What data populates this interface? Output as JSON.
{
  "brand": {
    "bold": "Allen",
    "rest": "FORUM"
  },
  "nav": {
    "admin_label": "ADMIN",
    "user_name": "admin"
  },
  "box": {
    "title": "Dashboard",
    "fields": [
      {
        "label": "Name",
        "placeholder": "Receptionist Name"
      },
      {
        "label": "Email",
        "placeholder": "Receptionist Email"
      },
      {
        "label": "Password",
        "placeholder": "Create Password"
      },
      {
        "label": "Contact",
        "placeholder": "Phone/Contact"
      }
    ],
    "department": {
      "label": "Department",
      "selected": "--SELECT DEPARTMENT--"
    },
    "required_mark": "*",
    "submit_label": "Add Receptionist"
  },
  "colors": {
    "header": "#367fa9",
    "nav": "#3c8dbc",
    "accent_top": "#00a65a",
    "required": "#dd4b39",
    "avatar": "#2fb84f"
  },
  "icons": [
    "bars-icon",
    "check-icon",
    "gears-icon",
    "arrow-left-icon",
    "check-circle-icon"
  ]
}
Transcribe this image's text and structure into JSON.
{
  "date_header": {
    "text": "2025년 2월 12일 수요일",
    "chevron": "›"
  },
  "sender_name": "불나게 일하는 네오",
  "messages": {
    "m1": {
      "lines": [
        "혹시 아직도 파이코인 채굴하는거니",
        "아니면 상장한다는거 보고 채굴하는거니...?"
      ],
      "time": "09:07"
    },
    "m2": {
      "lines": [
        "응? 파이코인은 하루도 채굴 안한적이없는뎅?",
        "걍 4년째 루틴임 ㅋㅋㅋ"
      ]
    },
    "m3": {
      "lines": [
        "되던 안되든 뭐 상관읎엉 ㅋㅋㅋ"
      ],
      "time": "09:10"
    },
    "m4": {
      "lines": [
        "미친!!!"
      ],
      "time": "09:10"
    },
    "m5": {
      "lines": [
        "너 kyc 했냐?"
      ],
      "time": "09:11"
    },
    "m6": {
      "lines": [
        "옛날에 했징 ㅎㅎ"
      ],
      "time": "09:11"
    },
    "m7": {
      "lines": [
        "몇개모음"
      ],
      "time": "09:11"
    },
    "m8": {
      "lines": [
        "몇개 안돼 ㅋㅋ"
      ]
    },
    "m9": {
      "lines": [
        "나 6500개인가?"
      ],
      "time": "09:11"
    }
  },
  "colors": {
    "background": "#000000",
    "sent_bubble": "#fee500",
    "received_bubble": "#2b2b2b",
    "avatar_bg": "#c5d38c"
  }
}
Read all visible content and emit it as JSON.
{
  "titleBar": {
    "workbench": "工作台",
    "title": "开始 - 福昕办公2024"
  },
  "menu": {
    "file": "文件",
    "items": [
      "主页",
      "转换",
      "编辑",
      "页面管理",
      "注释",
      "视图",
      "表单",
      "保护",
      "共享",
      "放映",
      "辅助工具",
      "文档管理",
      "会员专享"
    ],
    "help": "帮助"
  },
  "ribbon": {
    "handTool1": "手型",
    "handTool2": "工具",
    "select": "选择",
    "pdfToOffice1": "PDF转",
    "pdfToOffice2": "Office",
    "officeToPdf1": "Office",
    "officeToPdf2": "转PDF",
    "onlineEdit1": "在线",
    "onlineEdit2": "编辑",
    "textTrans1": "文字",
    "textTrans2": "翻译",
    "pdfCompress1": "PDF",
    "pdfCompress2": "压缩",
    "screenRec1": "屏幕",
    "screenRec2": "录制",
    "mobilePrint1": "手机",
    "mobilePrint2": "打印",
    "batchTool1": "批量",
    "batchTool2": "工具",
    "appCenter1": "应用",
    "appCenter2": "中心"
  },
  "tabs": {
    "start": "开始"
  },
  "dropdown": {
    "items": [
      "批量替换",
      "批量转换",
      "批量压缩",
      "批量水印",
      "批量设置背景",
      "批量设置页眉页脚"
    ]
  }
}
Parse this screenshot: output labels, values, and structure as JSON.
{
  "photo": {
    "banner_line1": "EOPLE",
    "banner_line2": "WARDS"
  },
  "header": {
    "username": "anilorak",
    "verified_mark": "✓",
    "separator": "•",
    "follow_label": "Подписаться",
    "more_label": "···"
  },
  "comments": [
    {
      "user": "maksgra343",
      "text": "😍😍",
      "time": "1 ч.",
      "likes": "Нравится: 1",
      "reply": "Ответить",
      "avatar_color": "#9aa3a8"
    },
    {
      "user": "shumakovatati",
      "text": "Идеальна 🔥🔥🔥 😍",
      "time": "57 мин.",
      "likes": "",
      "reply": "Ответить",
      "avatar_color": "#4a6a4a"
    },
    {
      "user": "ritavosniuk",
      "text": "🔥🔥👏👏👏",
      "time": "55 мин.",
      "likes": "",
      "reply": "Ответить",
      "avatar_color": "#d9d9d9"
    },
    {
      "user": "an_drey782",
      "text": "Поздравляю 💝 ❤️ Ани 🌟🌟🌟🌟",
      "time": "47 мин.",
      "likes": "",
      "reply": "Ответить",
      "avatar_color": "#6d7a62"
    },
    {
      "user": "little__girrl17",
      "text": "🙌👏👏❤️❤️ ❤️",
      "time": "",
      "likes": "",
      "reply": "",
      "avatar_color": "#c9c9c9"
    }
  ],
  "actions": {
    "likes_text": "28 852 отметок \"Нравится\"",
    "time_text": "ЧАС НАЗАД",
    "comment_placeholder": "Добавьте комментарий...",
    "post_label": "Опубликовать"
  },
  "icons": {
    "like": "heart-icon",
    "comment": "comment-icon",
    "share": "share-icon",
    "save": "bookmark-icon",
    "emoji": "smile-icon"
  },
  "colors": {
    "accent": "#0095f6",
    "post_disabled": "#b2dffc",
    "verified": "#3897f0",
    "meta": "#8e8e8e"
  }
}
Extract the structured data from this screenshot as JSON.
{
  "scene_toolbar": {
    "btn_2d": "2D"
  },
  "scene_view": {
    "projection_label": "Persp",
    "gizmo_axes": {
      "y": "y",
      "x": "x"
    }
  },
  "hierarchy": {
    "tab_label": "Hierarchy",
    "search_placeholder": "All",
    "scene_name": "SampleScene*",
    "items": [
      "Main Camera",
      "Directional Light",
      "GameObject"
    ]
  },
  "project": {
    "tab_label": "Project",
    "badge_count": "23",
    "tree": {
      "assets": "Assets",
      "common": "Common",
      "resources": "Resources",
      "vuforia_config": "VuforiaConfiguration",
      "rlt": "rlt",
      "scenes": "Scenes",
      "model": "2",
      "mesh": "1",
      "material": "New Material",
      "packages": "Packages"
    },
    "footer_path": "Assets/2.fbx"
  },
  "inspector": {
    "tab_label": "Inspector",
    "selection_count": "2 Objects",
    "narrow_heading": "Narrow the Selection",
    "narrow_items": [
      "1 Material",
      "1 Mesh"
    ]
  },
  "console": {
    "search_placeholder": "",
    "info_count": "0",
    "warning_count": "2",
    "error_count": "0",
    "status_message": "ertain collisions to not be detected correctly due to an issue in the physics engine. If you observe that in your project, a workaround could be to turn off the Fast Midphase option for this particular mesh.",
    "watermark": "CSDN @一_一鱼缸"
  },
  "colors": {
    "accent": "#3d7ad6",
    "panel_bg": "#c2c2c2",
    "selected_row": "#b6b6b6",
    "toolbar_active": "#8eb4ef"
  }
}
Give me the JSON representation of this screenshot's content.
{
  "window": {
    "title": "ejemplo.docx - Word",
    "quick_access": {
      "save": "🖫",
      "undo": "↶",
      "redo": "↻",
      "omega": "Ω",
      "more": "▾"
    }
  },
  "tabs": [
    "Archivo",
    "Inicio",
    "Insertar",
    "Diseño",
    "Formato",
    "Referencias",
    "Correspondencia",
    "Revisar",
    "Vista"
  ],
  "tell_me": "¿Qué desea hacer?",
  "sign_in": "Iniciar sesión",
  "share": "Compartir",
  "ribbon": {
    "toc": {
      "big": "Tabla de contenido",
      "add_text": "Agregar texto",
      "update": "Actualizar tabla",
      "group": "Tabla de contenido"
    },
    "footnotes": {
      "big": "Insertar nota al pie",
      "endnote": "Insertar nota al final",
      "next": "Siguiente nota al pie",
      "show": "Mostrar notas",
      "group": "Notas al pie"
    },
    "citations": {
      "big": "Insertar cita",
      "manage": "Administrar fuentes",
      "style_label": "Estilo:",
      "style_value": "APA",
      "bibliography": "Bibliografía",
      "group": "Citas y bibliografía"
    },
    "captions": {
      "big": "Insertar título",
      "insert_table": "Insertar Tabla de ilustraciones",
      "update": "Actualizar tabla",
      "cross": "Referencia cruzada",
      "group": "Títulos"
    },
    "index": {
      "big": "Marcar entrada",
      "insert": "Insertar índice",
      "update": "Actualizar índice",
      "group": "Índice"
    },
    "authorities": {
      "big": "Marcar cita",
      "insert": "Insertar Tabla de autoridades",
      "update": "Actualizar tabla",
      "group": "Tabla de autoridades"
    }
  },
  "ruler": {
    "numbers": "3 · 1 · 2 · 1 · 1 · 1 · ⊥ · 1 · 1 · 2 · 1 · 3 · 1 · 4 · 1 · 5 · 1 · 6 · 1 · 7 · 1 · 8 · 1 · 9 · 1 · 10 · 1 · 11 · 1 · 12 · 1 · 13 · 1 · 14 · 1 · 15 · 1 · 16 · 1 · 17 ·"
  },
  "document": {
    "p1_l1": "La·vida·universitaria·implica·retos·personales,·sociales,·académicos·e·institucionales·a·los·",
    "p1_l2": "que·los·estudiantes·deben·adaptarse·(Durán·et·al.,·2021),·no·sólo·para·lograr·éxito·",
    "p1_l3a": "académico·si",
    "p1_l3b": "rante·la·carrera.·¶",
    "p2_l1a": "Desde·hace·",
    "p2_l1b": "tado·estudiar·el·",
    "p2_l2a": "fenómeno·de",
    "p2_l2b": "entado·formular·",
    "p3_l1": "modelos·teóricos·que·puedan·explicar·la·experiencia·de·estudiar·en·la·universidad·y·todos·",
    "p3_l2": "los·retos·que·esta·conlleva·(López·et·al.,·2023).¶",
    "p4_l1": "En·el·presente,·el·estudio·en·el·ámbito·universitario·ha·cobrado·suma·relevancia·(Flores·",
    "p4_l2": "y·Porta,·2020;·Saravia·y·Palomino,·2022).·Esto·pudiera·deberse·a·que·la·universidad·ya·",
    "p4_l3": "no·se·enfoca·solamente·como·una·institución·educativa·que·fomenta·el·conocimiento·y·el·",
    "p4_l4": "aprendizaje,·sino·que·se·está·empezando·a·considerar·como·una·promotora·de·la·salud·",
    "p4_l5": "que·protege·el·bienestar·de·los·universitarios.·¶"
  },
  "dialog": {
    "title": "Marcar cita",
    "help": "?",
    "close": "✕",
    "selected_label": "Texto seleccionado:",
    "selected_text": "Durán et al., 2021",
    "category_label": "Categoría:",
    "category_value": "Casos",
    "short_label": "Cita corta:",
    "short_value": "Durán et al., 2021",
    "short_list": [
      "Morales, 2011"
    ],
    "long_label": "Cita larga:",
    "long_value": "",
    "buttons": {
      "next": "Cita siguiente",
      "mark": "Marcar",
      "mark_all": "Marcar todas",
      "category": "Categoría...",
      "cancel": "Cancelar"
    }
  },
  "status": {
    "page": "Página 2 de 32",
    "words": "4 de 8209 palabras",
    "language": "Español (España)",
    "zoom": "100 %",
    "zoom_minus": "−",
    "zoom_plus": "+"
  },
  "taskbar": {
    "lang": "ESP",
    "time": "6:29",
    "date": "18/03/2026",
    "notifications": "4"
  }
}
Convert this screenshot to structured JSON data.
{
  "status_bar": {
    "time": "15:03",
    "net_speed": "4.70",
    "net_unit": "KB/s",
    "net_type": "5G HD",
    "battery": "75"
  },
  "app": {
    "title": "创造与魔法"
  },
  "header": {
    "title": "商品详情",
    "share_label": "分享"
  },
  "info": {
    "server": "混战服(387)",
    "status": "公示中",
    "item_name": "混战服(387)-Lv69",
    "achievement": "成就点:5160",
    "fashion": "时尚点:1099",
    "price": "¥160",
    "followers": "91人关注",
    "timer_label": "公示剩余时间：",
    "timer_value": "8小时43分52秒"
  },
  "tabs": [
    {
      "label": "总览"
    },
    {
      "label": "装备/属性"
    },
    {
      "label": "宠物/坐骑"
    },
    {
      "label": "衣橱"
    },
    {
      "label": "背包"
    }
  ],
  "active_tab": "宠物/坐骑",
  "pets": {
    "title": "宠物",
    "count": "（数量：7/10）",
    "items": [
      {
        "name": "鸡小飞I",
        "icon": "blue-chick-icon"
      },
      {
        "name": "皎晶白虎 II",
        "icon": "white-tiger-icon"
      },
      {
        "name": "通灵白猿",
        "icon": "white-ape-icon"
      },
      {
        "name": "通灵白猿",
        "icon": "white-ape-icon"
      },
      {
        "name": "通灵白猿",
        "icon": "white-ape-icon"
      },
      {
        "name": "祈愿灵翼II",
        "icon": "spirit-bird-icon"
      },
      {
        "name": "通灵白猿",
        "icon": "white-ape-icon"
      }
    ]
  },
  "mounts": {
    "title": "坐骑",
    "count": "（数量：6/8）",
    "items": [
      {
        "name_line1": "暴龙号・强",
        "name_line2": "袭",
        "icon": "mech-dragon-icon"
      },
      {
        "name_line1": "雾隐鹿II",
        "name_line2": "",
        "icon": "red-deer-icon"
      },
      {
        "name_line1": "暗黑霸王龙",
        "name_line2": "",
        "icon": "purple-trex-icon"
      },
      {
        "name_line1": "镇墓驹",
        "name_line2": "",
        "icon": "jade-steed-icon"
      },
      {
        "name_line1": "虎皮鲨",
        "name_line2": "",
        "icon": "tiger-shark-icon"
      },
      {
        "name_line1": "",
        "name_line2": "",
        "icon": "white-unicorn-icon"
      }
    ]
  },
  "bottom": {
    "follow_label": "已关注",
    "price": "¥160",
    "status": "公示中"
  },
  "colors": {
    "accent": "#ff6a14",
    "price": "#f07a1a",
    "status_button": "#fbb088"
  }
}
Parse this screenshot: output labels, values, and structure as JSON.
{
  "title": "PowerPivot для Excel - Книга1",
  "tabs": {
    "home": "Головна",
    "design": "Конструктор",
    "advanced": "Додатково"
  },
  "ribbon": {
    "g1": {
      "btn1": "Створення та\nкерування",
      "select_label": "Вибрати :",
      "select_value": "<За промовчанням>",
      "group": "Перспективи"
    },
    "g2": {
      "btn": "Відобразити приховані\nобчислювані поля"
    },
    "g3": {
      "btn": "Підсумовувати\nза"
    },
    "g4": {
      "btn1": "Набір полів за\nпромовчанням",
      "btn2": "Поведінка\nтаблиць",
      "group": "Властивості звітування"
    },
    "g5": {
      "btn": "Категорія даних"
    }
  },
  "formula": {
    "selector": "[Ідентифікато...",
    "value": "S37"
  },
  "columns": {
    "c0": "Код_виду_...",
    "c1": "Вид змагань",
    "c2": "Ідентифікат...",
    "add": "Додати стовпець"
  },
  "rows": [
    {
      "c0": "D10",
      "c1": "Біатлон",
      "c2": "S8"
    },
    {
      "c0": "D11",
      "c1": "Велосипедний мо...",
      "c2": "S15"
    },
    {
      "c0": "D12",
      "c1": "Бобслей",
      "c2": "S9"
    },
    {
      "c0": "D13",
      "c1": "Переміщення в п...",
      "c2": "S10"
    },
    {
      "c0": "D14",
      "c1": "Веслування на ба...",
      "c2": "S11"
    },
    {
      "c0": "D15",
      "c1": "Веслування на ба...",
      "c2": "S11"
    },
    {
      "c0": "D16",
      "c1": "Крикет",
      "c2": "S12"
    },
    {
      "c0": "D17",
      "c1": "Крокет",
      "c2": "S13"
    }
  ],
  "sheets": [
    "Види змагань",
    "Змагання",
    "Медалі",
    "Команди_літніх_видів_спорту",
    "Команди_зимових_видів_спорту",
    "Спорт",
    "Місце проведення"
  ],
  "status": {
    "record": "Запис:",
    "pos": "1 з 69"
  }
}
#####
## Given problem
Copy each line of the listing that holds the word "group".

## Response to the exercise
      "group": "Tabla de contenido"
      "group": "Notas al pie"
      "group": "Citas y bibliografía"
      "group": "Títulos"
      "group": "Índice"
      "group": "Tabla de autoridades"
      "group": "Перспективи"
      "group": "Властивості звітування"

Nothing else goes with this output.